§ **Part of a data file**
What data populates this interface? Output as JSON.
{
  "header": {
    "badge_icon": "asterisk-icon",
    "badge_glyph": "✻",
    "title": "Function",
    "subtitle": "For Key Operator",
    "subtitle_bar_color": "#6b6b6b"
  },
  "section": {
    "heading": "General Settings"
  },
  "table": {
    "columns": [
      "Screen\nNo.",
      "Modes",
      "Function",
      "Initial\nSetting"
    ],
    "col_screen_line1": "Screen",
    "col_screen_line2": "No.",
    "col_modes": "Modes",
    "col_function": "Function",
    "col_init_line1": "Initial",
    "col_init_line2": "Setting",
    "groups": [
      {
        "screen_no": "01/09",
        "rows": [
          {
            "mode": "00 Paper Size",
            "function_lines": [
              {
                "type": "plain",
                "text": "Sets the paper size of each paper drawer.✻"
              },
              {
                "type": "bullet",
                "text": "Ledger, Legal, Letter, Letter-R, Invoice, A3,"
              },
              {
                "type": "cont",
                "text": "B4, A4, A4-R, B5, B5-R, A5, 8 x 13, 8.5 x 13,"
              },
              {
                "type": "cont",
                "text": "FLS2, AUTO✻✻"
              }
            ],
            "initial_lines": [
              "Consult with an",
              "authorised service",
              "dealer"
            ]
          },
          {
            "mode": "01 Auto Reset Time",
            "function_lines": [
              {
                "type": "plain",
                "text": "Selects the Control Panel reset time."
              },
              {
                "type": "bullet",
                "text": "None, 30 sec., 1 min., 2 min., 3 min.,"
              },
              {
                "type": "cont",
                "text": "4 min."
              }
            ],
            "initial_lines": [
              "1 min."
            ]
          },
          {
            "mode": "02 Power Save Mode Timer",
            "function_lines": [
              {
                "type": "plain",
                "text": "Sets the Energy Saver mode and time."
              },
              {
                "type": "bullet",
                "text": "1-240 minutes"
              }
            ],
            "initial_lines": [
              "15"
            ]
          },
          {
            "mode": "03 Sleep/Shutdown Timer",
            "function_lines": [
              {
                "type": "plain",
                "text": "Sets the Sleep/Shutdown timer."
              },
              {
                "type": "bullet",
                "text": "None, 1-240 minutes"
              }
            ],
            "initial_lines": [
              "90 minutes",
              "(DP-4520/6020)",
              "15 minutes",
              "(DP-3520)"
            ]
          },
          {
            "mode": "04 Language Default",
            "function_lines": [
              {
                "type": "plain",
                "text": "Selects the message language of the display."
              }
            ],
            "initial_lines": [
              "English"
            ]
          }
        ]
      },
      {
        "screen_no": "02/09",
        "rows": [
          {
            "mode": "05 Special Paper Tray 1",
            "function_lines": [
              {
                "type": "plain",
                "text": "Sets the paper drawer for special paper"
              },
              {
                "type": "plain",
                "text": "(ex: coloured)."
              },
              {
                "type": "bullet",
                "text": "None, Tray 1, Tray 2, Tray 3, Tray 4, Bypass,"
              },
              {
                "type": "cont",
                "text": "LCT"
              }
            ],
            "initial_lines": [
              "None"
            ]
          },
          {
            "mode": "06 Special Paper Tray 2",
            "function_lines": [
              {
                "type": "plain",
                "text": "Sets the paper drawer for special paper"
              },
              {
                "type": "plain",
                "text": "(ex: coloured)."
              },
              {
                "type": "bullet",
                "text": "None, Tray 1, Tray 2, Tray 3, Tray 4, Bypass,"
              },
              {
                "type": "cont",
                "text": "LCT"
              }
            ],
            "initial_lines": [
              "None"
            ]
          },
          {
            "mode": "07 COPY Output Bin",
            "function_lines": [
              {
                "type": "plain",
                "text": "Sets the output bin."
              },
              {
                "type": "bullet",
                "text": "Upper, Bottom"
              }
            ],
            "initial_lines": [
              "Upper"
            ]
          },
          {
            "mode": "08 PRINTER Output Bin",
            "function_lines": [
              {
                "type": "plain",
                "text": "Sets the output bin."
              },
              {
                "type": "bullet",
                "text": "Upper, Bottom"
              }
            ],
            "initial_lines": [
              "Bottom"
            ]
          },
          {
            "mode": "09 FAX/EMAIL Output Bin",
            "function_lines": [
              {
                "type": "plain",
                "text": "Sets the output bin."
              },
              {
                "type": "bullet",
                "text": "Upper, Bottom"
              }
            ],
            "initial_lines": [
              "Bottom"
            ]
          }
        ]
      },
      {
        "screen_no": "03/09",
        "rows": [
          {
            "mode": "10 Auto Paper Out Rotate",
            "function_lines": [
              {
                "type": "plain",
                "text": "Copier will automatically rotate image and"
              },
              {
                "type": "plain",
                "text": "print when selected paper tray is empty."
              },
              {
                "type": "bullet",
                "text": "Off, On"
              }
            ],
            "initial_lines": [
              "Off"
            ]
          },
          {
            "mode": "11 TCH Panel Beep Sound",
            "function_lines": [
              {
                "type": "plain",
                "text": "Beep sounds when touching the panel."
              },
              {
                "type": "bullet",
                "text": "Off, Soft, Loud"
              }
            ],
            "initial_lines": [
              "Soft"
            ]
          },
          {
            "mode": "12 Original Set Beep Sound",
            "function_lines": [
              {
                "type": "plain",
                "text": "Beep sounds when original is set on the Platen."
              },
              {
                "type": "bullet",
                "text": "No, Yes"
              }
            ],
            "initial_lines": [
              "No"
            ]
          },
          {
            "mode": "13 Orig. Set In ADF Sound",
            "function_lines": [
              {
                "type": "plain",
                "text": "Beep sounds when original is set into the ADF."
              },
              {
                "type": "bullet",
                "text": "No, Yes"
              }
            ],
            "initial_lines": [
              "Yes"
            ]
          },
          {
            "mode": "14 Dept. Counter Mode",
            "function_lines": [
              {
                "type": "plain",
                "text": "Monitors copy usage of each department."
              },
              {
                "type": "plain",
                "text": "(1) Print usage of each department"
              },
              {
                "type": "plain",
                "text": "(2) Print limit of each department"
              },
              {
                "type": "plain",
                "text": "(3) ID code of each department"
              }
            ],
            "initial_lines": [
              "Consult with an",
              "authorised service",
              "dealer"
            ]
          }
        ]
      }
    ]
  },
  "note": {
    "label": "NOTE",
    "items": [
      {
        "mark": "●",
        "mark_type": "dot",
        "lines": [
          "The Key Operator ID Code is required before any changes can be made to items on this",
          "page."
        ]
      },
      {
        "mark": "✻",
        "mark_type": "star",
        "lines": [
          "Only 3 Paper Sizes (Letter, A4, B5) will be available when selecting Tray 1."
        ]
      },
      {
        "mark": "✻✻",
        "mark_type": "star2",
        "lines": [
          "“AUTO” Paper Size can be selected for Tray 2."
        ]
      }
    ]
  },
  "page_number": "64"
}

§ **REQUEST**
Search the listing for the string "items". Copy each line where it turns up.

§ **THE OUTPUT**
    "items": [
          "The Key Operator ID Code is required before any changes can be made to items on this",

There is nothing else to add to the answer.